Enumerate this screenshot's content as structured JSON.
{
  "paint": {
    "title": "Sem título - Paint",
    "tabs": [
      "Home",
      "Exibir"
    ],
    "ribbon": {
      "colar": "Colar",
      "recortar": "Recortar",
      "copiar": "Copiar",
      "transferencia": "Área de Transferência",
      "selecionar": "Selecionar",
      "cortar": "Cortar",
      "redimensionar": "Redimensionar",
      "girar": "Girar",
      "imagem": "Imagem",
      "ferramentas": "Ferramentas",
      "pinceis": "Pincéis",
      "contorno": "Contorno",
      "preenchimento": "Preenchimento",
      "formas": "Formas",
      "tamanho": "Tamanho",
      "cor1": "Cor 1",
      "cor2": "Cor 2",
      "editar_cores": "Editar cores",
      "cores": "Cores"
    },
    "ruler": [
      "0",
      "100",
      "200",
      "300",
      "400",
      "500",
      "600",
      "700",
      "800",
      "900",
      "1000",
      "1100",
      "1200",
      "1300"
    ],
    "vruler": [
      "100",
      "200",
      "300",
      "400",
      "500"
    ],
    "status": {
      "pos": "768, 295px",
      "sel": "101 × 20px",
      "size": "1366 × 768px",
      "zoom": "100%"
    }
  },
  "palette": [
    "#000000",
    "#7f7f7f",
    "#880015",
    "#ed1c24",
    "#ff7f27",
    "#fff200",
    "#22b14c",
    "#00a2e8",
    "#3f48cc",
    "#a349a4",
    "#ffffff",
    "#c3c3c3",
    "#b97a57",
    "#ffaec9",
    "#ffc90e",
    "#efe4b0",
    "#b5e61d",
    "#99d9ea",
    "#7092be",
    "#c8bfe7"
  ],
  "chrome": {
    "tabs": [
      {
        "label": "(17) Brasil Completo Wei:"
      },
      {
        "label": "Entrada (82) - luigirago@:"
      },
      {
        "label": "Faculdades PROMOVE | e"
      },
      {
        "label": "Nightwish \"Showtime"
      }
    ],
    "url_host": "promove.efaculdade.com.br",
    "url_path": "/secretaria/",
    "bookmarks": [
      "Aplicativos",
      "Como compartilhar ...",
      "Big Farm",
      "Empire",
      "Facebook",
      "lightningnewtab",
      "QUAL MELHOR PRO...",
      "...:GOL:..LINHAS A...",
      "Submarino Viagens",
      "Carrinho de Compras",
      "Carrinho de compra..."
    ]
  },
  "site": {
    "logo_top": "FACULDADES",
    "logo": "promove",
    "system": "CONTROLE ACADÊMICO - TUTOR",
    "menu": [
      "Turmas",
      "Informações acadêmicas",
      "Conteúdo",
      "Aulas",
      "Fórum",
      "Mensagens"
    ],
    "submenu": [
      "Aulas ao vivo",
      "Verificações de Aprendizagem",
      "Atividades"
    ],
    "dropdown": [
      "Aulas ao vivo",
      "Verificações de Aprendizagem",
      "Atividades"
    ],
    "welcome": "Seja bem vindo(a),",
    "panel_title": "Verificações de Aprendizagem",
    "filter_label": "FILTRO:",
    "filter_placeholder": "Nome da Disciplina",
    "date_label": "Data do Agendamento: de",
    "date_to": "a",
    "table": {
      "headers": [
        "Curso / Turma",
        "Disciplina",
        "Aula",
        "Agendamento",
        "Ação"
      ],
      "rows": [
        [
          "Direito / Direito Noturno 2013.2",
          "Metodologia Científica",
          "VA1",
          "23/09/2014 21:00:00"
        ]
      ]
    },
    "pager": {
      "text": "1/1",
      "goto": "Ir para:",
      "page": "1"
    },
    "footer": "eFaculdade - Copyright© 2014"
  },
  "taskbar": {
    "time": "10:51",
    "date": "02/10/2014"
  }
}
------------------------------------------------------------------------
Report all lines of the data above that include the string "cores".

**CORRECT ANSWER:**
      "editar_cores": "Editar cores",
      "cores": "Cores"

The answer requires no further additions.